== Dataset records ==
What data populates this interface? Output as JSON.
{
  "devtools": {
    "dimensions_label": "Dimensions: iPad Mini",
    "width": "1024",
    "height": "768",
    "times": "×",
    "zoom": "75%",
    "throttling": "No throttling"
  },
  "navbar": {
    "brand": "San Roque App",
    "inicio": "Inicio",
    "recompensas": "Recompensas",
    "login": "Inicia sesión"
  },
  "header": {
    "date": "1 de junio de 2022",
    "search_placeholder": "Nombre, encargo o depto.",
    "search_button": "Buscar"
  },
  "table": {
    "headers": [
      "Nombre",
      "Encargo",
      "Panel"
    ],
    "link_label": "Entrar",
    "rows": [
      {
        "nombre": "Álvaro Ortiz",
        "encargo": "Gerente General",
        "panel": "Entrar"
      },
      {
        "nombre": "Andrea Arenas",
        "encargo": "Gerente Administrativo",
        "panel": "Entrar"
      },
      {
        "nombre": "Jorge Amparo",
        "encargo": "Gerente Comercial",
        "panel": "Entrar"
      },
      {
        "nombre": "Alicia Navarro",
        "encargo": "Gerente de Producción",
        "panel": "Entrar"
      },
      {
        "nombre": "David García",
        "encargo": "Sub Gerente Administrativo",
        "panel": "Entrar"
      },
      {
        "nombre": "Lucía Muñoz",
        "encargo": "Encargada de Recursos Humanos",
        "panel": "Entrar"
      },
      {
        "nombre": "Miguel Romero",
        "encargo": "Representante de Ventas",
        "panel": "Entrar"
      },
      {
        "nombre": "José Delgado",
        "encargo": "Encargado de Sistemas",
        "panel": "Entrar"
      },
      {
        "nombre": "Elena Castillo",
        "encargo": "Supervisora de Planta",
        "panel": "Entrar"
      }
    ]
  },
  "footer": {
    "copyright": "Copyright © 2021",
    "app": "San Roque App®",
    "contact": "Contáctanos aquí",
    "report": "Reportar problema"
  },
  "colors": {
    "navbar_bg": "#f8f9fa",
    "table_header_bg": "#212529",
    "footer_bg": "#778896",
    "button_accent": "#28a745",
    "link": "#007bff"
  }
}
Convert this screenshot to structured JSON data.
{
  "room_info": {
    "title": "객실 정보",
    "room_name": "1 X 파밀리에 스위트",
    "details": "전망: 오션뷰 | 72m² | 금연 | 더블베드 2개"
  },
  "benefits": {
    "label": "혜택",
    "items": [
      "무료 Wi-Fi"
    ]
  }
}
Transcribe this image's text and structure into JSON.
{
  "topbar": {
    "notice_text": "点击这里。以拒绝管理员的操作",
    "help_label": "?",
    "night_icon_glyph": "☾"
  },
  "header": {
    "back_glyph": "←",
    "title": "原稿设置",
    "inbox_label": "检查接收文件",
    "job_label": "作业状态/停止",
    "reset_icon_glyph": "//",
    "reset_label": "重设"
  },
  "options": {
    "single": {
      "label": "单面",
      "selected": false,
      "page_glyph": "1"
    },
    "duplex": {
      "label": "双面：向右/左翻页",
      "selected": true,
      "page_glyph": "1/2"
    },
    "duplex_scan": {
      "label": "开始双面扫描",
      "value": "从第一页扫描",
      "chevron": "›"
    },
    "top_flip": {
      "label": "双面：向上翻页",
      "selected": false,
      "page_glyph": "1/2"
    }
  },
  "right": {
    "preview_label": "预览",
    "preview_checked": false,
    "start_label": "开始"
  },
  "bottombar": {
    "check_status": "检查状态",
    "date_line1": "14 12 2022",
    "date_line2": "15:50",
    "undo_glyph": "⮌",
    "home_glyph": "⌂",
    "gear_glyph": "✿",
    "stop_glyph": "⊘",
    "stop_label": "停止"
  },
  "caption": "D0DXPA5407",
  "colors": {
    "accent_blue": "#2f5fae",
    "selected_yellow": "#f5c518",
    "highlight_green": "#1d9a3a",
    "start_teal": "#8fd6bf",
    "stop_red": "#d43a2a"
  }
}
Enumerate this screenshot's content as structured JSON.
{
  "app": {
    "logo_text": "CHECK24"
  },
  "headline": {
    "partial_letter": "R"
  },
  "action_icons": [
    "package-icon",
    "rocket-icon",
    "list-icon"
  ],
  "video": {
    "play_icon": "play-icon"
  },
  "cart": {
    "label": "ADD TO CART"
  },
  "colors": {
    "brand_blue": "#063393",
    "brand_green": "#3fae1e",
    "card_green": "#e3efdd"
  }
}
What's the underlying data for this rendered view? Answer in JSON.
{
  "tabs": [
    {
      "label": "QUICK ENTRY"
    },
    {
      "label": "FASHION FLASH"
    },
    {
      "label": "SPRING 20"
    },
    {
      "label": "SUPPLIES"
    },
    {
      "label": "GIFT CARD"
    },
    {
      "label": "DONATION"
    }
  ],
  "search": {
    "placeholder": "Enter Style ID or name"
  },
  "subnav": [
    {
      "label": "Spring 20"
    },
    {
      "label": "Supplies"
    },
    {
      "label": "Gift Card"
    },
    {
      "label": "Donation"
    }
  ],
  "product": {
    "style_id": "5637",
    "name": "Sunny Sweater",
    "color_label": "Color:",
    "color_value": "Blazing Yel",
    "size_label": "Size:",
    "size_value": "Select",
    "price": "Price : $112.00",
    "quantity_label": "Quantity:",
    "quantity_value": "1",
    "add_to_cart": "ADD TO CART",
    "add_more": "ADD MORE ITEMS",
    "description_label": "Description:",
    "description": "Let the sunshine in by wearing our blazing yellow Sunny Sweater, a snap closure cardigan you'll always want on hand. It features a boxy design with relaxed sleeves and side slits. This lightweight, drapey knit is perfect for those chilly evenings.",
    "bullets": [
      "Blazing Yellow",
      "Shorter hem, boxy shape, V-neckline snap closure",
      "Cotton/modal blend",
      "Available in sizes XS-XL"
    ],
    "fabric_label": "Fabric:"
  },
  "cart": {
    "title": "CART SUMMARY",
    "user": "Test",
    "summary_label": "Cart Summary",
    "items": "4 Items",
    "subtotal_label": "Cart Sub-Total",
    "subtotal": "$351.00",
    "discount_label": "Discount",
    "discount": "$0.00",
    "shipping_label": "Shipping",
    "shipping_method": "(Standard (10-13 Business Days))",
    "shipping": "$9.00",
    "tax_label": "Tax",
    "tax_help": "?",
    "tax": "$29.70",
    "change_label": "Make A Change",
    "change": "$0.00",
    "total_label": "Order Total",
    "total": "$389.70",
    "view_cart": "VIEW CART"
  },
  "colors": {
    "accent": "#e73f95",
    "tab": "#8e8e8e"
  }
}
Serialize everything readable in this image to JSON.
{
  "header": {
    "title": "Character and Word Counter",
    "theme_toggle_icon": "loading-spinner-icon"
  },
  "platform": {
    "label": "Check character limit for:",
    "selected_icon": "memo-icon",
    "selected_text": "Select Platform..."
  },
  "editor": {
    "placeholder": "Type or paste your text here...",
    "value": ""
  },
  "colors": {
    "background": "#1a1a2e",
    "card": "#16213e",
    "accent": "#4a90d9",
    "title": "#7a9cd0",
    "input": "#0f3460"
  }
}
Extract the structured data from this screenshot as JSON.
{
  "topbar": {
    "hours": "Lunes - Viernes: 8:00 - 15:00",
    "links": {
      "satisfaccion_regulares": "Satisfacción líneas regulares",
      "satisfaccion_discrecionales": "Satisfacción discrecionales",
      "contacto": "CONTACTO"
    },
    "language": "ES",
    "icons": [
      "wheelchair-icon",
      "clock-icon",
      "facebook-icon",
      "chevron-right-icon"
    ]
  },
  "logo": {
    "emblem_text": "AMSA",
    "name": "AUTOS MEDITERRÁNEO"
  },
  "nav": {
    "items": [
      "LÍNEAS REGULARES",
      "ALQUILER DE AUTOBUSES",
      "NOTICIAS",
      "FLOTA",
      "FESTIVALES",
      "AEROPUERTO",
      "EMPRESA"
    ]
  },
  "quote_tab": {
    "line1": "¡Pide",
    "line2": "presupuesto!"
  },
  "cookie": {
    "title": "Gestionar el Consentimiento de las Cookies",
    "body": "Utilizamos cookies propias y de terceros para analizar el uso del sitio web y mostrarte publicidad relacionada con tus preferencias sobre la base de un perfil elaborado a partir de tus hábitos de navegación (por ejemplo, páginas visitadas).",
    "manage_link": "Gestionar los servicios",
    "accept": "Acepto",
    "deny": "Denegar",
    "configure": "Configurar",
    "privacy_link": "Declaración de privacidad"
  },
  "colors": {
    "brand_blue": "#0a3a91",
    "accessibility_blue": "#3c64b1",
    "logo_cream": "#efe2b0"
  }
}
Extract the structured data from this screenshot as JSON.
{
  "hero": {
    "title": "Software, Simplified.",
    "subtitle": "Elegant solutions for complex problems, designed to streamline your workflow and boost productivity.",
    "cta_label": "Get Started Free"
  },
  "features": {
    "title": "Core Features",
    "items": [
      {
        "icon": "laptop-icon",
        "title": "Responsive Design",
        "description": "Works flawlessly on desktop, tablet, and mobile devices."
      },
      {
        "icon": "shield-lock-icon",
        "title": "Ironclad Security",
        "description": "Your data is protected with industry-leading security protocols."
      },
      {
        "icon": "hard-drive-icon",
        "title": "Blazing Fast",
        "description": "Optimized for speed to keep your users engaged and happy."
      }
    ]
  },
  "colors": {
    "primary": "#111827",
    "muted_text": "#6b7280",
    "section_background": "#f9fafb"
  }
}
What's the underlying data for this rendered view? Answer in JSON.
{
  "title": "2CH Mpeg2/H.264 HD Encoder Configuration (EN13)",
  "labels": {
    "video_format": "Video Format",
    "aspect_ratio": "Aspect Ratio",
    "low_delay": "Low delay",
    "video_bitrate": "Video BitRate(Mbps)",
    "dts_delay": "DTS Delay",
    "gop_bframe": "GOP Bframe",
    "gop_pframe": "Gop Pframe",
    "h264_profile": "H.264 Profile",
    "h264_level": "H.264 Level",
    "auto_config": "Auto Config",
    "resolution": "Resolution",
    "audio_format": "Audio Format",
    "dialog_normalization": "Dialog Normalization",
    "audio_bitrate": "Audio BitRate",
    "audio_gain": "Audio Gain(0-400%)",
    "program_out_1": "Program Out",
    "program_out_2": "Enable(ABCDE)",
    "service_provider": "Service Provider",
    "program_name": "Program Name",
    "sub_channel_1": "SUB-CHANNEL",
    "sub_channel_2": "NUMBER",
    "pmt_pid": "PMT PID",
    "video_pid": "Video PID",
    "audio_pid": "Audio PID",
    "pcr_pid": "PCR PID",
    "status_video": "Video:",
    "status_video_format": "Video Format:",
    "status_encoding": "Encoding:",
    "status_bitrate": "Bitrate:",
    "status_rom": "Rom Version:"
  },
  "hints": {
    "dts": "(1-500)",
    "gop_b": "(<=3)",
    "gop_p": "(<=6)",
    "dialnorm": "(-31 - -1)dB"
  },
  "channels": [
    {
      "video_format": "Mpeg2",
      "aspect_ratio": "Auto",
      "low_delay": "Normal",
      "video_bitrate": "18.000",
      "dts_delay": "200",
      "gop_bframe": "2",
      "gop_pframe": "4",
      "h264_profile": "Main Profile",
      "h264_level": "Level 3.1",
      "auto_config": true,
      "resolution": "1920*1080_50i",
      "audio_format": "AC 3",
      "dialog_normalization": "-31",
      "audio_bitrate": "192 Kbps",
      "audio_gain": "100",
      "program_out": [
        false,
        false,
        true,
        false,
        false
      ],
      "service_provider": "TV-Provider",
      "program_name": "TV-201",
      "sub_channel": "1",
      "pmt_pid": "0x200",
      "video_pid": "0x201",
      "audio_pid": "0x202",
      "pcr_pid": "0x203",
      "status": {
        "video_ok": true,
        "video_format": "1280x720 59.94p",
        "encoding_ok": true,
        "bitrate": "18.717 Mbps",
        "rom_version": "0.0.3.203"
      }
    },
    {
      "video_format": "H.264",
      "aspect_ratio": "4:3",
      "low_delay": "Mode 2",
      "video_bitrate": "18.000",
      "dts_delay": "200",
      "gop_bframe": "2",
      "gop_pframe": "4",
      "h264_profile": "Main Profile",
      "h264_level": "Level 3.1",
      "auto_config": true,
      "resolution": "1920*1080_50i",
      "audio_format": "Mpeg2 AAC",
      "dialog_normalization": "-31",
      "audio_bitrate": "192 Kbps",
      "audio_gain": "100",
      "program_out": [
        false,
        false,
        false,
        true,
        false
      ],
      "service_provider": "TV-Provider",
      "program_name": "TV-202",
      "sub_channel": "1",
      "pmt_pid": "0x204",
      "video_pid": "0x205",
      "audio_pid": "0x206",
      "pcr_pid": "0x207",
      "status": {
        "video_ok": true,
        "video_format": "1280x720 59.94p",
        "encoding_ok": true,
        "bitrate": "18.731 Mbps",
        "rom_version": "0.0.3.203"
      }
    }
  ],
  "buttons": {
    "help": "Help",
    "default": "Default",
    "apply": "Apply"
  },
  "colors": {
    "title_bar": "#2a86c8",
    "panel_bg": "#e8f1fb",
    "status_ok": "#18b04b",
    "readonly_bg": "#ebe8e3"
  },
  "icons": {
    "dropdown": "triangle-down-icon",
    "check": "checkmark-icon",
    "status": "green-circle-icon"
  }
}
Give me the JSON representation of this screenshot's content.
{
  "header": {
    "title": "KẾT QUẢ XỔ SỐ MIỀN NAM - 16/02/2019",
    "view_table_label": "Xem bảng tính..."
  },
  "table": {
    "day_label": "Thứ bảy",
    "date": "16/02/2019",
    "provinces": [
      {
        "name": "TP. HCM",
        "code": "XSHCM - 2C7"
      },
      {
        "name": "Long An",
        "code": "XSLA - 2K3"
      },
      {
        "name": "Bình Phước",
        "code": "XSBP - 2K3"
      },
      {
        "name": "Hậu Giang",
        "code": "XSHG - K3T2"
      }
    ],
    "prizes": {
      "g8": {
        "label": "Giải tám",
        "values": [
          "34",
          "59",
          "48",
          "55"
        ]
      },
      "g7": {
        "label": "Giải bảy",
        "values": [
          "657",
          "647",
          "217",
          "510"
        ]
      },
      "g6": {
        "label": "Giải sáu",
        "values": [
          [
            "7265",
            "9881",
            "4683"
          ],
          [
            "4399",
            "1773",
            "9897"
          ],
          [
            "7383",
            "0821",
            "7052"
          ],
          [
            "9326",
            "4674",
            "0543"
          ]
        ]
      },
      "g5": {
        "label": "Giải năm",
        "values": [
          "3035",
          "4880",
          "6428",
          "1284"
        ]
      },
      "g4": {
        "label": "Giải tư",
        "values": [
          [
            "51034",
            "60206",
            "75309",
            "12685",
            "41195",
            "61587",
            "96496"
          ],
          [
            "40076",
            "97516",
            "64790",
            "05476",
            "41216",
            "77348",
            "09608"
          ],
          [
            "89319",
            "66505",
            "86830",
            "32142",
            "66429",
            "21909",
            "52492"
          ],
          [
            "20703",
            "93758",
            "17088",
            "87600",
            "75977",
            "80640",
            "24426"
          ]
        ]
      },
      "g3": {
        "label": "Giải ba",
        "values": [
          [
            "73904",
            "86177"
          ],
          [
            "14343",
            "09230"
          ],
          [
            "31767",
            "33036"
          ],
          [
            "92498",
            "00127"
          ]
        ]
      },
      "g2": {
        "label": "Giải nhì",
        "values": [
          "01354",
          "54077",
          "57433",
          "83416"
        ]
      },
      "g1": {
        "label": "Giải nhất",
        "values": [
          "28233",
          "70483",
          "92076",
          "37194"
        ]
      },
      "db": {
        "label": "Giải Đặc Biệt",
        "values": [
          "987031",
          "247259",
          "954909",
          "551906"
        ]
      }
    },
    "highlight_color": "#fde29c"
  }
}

== Task brief ==
State how many lines hold the word "snap". The number is the whole answer.

== Solution to the problem ==
2